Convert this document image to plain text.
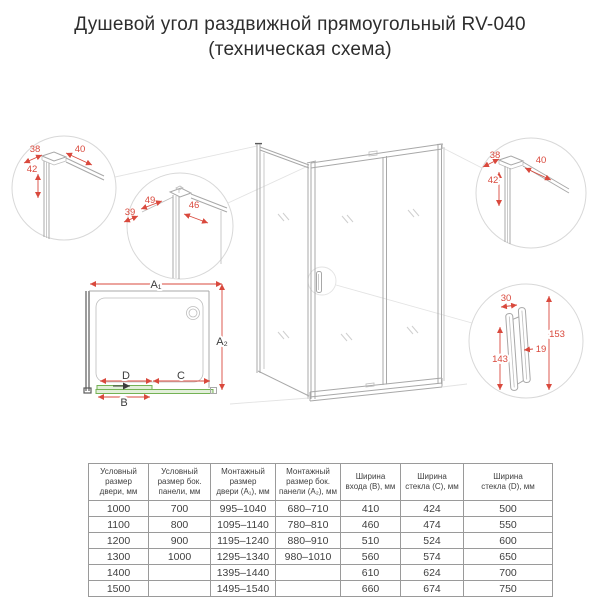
Душевой угол раздвижной прямоугольный RV-040
(техническая схема)
38	40
42
49	46
39
38	40
42
30
153
143
19
A₁
A₂
D	C
B
Условный
размер
двери, мм	Условный
размер бок.
панели, мм	Монтажный
размер
двери (A₁), мм	Монтажный
размер бок.
панели (A₂), мм	Ширина
входа (B), мм	Ширина
стекла (C), мм	Ширина
стекла (D), мм
1000	700	995–1040	680–710	410	424	500
1100	800	1095–1140	780–810	460	474	550
1200	900	1195–1240	880–910	510	524	600
1300	1000	1295–1340	980–1010	560	574	650
1400		1395–1440		610	624	700
1500		1495–1540		660	674	750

────────

_Exercise task_
Report every line containing the word "Монтажный" from the listing above.

_Finished exercise_
панели, мм	Монтажный
двери (A₁), мм	Монтажный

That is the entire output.